Your instructions:
Exact copies are required of the lines from the line containing "Transcribe this chart's" through the final line of the listing, both included, and of no other lines.

Data to use:
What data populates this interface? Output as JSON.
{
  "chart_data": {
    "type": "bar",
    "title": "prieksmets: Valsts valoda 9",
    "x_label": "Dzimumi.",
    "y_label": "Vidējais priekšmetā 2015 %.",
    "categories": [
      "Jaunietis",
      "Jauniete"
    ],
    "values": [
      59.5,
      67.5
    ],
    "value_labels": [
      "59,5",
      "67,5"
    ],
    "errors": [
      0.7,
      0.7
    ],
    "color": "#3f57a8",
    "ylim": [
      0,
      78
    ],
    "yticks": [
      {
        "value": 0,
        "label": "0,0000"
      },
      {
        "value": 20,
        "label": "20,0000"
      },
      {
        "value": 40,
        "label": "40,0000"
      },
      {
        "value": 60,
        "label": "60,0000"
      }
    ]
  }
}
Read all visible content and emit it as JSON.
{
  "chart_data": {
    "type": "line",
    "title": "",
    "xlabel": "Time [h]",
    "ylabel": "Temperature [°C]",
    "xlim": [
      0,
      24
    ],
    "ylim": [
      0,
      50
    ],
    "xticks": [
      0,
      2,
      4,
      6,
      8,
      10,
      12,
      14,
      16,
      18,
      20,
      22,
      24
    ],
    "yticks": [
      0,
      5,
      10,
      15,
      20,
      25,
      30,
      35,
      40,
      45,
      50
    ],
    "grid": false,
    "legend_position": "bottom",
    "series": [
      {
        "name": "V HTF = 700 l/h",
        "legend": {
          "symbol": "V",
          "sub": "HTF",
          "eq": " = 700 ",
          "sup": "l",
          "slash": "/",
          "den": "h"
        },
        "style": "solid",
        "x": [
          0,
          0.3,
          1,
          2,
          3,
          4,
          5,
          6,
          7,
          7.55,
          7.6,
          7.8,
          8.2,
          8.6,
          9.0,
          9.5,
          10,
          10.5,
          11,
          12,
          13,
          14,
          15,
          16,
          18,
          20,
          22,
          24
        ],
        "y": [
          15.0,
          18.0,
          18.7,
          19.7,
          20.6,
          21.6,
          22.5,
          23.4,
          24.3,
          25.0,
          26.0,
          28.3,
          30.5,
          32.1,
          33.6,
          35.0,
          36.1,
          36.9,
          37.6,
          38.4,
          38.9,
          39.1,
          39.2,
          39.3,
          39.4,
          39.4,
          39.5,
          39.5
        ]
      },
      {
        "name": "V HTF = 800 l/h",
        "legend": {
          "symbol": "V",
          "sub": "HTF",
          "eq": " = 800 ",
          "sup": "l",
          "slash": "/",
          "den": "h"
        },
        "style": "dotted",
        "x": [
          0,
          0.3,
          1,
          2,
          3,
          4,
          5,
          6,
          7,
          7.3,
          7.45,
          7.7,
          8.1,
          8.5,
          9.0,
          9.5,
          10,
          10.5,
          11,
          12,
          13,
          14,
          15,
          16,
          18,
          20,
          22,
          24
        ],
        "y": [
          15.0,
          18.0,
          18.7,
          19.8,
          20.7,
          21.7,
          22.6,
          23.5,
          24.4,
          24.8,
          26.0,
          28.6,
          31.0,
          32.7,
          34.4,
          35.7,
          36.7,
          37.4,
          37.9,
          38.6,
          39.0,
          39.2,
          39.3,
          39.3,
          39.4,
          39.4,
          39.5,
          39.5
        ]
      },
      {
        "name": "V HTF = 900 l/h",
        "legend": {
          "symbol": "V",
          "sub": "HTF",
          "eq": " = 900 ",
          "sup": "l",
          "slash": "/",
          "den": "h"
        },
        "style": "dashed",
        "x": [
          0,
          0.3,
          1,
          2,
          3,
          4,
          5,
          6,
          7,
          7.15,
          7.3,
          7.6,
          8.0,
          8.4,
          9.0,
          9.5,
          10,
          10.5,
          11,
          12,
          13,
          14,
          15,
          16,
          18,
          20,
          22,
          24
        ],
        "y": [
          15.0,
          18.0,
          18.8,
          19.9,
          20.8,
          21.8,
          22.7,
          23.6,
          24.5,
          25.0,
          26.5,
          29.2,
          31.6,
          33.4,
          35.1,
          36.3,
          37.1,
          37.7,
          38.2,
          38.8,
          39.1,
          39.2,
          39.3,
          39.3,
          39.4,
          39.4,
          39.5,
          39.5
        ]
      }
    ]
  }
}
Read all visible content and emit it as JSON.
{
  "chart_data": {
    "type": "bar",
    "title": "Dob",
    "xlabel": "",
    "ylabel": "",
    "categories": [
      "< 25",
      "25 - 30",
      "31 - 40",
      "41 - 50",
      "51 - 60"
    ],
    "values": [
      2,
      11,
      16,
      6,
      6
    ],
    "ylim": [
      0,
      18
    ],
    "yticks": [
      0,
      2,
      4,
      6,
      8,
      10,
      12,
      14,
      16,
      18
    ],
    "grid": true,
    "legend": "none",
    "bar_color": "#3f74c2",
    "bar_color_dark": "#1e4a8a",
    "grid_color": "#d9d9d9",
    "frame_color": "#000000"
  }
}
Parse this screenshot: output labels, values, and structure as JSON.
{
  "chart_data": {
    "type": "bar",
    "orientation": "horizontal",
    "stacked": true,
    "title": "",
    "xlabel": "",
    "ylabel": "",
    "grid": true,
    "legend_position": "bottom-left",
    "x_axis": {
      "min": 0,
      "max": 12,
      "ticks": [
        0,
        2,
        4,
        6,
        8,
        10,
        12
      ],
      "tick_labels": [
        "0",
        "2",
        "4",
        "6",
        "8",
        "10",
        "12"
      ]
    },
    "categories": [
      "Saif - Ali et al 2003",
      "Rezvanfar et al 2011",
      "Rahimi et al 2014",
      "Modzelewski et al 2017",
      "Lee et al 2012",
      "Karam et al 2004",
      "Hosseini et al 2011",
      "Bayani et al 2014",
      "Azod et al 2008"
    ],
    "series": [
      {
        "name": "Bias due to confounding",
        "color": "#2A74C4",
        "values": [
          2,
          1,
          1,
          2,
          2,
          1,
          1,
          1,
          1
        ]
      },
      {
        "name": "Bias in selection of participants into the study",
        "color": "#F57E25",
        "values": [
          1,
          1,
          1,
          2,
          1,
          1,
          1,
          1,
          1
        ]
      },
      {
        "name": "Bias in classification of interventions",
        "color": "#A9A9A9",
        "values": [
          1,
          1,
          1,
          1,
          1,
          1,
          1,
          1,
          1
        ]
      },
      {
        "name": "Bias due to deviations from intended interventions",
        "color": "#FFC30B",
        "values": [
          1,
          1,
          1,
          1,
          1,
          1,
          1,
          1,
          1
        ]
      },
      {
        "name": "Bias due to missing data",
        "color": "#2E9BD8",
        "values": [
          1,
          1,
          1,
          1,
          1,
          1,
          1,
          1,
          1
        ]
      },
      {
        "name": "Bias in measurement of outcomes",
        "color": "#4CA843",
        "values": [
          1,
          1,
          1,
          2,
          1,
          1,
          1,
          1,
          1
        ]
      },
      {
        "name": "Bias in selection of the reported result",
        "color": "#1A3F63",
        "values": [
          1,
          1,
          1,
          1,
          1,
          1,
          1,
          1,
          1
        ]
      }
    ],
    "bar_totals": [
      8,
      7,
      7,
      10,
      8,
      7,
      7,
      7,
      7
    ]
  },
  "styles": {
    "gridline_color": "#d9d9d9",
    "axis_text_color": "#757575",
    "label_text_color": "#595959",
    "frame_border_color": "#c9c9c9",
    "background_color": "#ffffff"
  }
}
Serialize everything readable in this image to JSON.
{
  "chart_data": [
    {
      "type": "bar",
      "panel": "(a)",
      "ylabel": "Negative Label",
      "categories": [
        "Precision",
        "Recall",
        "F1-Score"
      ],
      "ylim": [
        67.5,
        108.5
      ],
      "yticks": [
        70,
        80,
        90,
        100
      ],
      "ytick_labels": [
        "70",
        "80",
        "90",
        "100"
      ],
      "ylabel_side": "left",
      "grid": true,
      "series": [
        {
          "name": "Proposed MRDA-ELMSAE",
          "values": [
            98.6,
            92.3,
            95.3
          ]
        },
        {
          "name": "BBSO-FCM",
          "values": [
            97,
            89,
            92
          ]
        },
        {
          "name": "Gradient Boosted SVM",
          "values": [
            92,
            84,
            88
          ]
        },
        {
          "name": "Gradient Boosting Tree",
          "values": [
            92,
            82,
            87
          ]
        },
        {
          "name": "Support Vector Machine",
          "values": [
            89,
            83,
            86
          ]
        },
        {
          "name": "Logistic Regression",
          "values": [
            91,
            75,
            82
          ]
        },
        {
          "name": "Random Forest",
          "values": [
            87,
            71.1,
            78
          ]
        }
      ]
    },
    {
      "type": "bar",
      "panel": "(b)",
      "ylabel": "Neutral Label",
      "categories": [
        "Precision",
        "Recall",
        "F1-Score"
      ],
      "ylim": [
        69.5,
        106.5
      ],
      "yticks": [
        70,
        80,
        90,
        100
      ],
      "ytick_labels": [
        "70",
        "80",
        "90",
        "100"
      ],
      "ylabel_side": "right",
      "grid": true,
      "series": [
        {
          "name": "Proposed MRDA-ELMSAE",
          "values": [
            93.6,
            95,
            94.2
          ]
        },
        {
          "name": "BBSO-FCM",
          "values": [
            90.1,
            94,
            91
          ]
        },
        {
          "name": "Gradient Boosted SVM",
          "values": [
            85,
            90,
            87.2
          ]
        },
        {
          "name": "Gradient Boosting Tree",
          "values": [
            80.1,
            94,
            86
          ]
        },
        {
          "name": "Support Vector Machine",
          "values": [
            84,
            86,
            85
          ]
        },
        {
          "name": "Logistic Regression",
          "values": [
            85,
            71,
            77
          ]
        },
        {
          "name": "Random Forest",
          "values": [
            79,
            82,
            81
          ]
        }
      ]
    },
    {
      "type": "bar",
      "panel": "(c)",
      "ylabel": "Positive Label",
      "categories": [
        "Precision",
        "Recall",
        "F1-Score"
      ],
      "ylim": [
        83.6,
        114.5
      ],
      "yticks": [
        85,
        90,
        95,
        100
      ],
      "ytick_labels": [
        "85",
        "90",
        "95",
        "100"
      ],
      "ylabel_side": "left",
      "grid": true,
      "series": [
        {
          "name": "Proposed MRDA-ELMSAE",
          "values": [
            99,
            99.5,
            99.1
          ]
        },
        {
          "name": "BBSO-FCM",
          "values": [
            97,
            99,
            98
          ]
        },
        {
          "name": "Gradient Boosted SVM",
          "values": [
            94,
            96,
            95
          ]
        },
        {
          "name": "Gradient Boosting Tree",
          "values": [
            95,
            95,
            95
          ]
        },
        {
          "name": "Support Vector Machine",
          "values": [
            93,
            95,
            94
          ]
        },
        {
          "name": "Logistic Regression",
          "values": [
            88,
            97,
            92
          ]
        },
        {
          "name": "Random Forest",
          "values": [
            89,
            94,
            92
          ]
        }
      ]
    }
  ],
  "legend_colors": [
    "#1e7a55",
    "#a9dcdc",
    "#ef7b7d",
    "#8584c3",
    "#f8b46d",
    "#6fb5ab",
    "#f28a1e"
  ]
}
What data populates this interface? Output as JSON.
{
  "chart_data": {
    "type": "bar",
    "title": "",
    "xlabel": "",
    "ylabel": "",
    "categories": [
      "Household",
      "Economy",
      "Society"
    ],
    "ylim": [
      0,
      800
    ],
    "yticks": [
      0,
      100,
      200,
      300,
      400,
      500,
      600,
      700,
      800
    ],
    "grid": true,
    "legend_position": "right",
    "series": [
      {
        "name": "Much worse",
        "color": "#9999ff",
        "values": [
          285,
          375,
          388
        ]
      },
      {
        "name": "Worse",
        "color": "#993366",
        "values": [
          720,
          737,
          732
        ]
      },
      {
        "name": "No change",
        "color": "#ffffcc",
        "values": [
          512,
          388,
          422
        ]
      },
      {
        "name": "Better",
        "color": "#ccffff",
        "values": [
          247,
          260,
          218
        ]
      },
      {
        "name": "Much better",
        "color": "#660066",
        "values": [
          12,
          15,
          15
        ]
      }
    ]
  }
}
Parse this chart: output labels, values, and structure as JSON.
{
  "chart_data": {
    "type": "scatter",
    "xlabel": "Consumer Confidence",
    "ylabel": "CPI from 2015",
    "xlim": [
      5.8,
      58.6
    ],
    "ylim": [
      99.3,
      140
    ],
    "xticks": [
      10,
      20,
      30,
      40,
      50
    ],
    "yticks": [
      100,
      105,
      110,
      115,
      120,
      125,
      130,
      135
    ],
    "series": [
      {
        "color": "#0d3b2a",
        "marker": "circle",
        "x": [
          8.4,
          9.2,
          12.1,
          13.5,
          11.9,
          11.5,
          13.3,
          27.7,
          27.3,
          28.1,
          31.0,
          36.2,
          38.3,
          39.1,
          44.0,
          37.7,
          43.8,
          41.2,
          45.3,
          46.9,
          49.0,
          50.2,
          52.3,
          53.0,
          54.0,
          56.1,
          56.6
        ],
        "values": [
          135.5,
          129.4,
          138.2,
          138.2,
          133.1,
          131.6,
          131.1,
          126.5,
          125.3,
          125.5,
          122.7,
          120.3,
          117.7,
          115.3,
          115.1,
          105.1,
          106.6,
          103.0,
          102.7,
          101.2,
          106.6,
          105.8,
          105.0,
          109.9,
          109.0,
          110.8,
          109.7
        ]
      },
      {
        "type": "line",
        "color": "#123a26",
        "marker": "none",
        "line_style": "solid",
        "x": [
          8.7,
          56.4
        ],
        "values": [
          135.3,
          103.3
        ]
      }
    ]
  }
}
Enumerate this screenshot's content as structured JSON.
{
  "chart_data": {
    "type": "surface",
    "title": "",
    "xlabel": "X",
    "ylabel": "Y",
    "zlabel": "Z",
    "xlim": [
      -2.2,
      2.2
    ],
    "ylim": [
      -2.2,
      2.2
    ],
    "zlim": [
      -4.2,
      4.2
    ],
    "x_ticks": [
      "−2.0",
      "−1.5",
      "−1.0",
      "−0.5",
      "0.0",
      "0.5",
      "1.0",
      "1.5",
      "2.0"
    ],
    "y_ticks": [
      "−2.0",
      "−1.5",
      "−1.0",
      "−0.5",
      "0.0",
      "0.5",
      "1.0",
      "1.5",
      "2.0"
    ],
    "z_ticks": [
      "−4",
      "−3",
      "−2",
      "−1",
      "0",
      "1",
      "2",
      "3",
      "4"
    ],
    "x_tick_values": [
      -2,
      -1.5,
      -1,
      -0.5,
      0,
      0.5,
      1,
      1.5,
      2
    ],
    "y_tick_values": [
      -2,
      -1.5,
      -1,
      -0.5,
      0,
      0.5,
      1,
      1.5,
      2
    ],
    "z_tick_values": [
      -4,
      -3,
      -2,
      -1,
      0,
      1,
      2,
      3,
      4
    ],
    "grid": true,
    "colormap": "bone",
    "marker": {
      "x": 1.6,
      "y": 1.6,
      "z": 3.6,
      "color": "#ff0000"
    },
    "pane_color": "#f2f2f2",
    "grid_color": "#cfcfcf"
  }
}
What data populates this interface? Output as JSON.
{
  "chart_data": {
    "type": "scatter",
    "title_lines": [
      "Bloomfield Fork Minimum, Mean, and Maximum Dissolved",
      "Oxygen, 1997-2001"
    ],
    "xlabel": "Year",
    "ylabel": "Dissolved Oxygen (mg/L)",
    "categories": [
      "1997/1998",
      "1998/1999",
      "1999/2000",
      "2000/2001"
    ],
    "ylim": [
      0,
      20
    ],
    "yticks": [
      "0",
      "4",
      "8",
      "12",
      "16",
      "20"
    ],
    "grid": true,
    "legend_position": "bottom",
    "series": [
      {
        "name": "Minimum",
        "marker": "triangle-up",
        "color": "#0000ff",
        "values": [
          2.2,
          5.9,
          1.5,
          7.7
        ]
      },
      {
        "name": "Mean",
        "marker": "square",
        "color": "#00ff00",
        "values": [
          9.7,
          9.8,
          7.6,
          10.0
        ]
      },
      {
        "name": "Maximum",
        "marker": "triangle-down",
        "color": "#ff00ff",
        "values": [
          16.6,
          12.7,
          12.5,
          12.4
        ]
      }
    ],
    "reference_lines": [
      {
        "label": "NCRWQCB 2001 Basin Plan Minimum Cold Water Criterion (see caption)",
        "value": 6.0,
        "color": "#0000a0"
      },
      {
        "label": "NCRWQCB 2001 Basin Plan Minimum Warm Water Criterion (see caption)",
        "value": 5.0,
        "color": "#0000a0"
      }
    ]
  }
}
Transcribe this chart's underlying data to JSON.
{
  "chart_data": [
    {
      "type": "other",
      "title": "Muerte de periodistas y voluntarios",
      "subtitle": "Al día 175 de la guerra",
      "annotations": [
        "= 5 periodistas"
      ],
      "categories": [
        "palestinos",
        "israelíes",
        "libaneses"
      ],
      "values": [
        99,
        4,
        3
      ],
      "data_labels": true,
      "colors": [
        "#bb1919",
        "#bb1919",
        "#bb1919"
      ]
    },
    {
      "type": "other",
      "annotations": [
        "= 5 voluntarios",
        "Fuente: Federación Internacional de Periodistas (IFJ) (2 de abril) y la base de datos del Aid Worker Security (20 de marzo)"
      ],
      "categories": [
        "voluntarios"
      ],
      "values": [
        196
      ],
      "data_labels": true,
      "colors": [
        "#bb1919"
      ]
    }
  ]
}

Result of this exercise:
Transcribe this chart's underlying data to JSON.
{
  "chart_data": [
    {
      "type": "other",
      "title": "Muerte de periodistas y voluntarios",
      "subtitle": "Al día 175 de la guerra",
      "annotations": [
        "= 5 periodistas"
      ],
      "categories": [
        "palestinos",
        "israelíes",
        "libaneses"
      ],
      "values": [
        99,
        4,
        3
      ],
      "data_labels": true,
      "colors": [
        "#bb1919",
        "#bb1919",
        "#bb1919"
      ]
    },
    {
      "type": "other",
      "annotations": [
        "= 5 voluntarios",
        "Fuente: Federación Internacional de Periodistas (IFJ) (2 de abril) y la base de datos del Aid Worker Security (20 de marzo)"
      ],
      "categories": [
        "voluntarios"
      ],
      "values": [
        196
      ],
      "data_labels": true,
      "colors": [
        "#bb1919"
      ]
    }
  ]
}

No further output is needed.